▸ TASK TO COMPLETE: Check each line of the listing below for the string "stopping", and copy the ones that have it.

— BEGIN DATA LINES —

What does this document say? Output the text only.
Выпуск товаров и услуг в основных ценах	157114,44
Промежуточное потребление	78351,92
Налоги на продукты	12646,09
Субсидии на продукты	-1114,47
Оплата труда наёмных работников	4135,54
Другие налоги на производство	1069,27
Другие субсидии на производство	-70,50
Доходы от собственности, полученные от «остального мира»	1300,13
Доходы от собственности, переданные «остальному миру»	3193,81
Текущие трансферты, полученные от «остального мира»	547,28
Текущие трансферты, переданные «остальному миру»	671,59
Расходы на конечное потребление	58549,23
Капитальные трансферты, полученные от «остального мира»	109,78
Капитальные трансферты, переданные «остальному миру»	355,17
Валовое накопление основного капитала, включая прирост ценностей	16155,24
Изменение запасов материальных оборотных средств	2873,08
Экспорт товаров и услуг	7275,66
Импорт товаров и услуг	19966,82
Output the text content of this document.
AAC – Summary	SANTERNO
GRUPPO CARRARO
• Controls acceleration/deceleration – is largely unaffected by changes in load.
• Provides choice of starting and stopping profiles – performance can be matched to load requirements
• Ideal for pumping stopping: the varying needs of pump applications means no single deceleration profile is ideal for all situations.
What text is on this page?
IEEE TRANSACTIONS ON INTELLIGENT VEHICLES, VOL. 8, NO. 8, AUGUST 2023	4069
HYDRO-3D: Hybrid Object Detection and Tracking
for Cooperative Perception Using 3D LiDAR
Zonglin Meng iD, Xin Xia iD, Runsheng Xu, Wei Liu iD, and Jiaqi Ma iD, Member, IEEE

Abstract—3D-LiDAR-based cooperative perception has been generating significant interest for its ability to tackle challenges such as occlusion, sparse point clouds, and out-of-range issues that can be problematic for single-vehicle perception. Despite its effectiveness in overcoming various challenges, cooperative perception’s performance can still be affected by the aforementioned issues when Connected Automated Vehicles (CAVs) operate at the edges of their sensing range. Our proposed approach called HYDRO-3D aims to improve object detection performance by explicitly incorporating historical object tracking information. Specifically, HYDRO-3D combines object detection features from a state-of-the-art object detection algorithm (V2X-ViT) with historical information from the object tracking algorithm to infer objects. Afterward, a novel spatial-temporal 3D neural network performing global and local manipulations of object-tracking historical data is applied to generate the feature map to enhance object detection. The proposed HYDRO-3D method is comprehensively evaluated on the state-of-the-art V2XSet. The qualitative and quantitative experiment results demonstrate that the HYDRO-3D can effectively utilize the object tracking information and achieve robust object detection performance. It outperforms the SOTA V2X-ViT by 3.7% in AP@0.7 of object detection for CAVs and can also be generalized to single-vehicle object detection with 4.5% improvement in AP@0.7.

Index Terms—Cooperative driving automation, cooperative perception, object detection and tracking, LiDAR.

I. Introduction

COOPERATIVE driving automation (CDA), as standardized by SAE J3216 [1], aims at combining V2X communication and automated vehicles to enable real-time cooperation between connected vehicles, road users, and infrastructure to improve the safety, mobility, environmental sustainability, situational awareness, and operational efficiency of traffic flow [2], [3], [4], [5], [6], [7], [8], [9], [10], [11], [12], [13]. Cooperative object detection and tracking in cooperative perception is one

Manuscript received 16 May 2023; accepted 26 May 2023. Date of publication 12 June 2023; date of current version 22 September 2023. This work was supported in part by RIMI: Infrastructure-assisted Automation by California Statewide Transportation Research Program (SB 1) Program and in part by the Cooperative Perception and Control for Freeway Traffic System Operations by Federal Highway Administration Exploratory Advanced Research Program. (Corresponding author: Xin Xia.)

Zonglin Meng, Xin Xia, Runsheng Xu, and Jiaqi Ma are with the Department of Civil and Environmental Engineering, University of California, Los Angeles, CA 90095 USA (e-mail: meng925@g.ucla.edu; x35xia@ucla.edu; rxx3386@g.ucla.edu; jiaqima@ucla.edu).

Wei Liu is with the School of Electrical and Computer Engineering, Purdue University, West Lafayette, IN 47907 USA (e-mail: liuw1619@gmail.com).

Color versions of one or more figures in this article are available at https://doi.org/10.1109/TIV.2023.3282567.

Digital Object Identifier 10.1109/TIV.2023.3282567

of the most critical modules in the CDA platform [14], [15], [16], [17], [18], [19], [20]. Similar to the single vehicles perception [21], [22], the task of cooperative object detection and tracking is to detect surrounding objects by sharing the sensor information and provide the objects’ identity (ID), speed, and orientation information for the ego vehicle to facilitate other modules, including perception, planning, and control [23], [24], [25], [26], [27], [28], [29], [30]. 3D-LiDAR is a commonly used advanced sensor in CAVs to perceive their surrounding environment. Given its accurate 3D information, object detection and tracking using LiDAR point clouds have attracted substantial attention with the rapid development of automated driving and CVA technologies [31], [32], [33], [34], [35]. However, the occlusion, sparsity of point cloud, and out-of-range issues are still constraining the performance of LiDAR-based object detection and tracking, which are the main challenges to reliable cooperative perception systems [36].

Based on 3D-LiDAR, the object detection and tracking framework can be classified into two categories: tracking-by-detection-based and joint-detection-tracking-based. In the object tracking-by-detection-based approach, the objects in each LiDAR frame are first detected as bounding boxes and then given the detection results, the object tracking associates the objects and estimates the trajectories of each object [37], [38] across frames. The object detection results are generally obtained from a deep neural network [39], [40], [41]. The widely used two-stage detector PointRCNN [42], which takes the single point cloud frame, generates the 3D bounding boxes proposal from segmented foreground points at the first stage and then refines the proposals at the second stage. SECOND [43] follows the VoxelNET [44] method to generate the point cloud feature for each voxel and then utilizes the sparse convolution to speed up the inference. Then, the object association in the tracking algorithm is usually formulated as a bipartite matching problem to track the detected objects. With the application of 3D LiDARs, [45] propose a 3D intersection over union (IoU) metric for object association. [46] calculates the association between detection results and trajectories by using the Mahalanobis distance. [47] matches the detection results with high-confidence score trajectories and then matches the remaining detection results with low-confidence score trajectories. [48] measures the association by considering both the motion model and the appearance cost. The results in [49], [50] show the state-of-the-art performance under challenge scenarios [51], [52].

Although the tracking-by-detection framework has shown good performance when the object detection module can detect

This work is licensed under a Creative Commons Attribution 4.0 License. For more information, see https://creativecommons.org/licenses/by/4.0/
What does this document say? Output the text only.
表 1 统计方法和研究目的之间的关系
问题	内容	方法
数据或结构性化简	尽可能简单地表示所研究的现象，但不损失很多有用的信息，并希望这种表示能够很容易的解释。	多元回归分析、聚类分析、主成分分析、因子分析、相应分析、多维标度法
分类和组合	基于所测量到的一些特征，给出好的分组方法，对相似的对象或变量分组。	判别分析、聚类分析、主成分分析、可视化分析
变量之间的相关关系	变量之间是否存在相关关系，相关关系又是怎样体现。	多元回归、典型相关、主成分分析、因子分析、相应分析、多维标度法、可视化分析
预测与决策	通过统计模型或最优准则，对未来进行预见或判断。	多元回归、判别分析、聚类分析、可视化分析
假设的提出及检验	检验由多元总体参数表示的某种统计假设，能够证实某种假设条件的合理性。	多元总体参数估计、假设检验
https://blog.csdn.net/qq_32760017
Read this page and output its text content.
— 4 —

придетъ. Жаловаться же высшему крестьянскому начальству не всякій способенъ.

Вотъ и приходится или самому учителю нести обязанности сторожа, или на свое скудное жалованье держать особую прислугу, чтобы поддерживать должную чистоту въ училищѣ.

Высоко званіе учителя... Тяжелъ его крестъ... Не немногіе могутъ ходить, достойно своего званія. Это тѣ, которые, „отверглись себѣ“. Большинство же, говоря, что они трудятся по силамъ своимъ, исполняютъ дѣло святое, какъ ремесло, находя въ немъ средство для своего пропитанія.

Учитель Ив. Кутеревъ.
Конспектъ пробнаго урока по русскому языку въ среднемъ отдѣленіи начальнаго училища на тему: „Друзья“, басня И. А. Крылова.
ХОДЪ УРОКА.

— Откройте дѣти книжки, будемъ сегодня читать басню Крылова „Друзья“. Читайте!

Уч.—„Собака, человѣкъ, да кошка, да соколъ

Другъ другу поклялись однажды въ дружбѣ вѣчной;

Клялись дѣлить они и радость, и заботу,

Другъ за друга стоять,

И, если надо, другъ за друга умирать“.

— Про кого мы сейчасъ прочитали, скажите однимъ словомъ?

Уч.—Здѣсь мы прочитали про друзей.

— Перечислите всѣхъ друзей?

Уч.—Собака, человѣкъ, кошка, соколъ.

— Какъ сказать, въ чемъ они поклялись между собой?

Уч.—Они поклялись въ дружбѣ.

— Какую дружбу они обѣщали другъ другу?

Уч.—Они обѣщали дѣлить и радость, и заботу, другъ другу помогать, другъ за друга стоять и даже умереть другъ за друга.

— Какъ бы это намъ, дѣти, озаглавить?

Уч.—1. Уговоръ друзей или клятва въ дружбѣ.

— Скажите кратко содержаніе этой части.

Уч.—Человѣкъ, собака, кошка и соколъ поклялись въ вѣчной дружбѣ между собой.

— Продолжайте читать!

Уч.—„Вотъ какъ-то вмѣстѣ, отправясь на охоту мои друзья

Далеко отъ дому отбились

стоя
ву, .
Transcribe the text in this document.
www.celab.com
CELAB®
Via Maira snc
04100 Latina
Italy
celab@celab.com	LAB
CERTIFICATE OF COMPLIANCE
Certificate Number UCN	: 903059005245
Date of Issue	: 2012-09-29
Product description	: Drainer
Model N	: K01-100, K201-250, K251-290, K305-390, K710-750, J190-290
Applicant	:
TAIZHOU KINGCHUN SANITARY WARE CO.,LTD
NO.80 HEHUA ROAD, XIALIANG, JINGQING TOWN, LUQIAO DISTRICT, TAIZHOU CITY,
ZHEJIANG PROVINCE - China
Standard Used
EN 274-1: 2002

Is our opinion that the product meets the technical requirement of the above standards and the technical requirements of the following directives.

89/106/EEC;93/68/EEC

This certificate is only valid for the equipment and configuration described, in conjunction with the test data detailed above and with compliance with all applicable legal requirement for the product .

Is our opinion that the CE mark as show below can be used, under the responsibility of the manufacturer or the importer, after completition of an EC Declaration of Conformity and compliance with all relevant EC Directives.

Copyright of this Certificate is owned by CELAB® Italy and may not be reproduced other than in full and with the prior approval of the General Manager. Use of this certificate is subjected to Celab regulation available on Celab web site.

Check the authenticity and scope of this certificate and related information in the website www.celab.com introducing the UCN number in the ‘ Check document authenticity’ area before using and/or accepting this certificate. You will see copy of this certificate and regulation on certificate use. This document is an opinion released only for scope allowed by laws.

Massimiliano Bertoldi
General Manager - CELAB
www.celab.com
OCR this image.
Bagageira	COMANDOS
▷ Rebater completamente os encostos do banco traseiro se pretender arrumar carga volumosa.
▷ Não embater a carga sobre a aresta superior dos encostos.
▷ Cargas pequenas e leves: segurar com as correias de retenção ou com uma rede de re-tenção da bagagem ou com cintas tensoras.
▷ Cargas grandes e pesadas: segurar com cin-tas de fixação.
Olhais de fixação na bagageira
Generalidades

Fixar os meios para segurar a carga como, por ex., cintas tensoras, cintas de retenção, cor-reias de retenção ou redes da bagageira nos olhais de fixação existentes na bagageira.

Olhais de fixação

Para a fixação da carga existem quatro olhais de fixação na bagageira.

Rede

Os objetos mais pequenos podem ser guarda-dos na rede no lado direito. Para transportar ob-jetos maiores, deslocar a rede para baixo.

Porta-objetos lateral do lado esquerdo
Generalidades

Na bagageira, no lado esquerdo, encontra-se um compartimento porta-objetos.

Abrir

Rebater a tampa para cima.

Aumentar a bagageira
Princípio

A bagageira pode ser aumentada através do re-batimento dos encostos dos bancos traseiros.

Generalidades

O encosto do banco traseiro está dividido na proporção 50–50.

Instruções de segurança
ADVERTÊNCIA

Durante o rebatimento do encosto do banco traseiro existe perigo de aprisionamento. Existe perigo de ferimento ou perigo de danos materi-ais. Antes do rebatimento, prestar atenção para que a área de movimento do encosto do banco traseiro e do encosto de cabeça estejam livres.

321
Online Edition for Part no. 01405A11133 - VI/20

— END DATA LINES —

▸ RESULT:
• Provides choice of starting and stopping profiles – performance can be matched to load requirements
• Ideal for pumping stopping: the varying needs of pump applications means no single deceleration profile is ideal for all situations.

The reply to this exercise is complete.